• [TEXTO DE LECTURA]
# Ciudad Satélite Santa Rosa - CALLAO



## Miraflorino (Nov 23, 2007)

*Esa zona ha mejorado bastante...*

Vipol está al costado y no es feo pero es menos bonito que Santa Rosa...y el entorno ha progresado mucho,quizás si en el Fundo Bocanegra hicieran una especie de "continuación" de la Ciudad Satélite y empalmar con el Aeropuerto,le daría a toda la zona un ambiente bastante interesante... 


roberto_vp said:


> Se ve interesante, pero su ubicación, eh... no es su fuerte.


----------



## Inkandrew9 (Jul 11, 2007)

Miraflorino said:


> La Ciudad Satélite efectivamente se llama Santa Rosa como el distrito que está al sur de Ancón,pero está dentro de los límites del Callao,específicamente del Cercado del Callao,donde también pertenece el Aeropuerto Jorge Chávez,que dicho sea de paso,está a un pasito de la Ciudad Satélite... *que se caracteriza por tener nomenclaturas de órdenes religiosas..*


Si, recuerdo ello también. Cd Satélite Sta Rosa no esta tan mal, pero podría mejorar.


----------



## tacall (Sep 10, 2007)

ya tiene sus años... esta conservado no se ve mal y 

Qué extención tiene?


----------



## francis2064 (Nov 4, 2005)

Miraflorino said:


> La Ciudad Satélite efectivamente se llama Santa Rosa como el distrito que está al sur de Ancón,pero está dentro de los límites del Callao,específicamente del Cercado del Callao,donde también pertenece el Aeropuerto Jorge Chávez,que dicho sea de paso,está a un pasito de la Ciudad Satélite... que se caracteriza por tener nomenclaturas de órdenes religiosas..


miercoles!!! que verguenza!!! un miraflorino ensenandole a un chalaco sobre el callao!!! pucha he vivido en el callao (la perla) los primeros 20 anos de mi vida, mi familia es del callao por varias generaciones, inclusive soy descendiente de italianos y alemanes que llegaron al callao a inicios de la primera guerra mundial y para colmo he estudiado en el colegio san jose maristas del callao y nunca en mi vida escuche sobre esta ciudad satelite!! que verguenza!! hno:hno:


----------



## Lightton (Dec 15, 2008)

Sorry pero nada que ver, no me gusta, parece demasiado descuidado.


----------



## aquicusco (Nov 17, 2007)

• [DATOS SIN PROCESAR]
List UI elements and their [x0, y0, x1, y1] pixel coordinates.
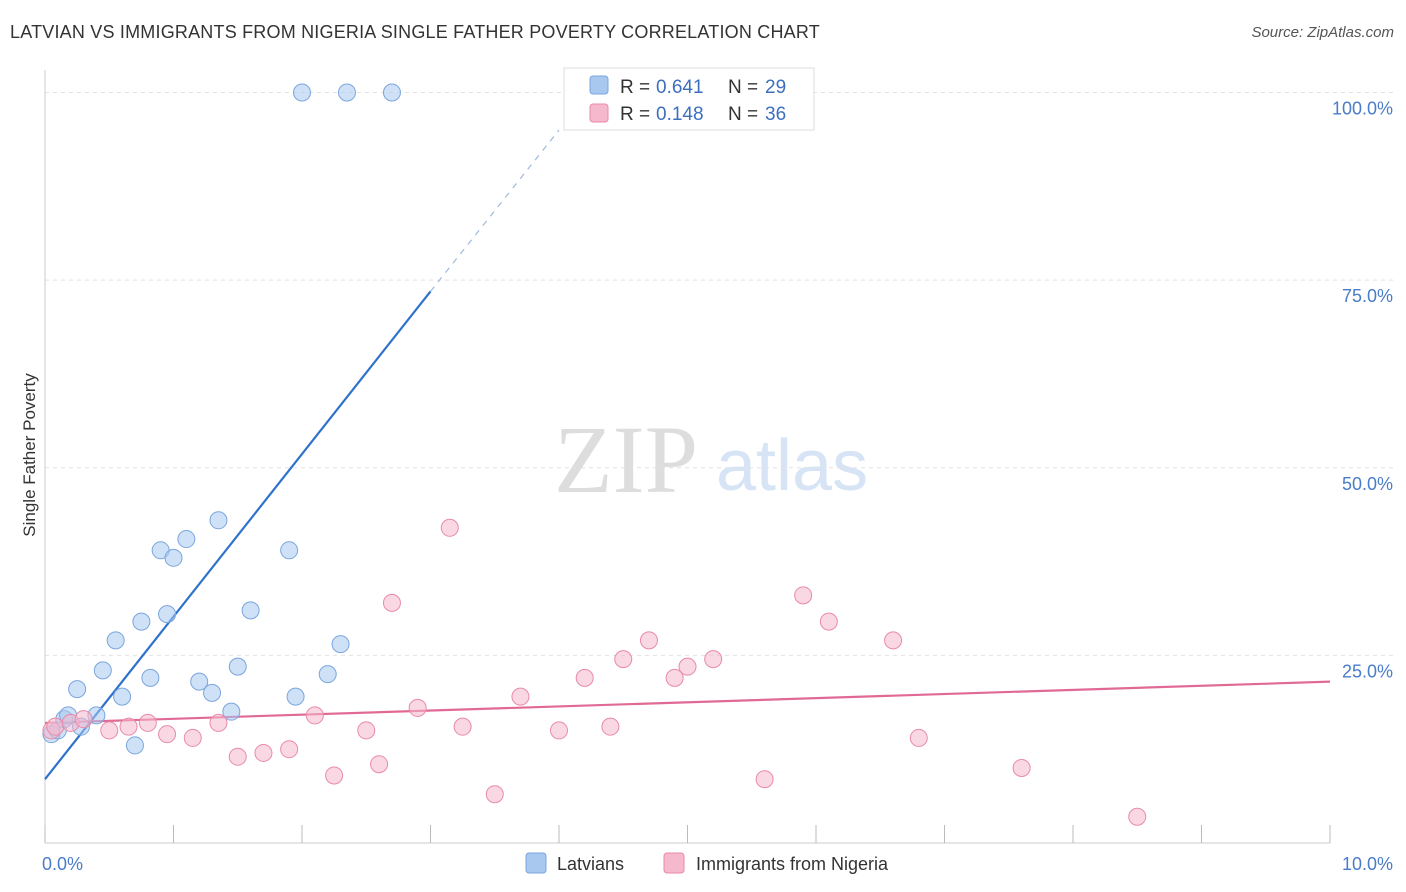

• [CONSIGNA]
Responde estas preguntas sobre el hilo de la Ciudad Satélite Santa Rosa, cada respuesta en su propia línea y numerada igual:
1. ¿Qué lugar, según Miraflorino, está al costado de Santa Rosa?
2. ¿Qué aeropuerto pertenece también al Cercado del Callao?
3. ¿En qué colegio estudió francis2064?

• [RESPUESTA]
1. Vipol.
2. El Aeropuerto Jorge Chávez.
3. En el colegio San José Maristas del Callao.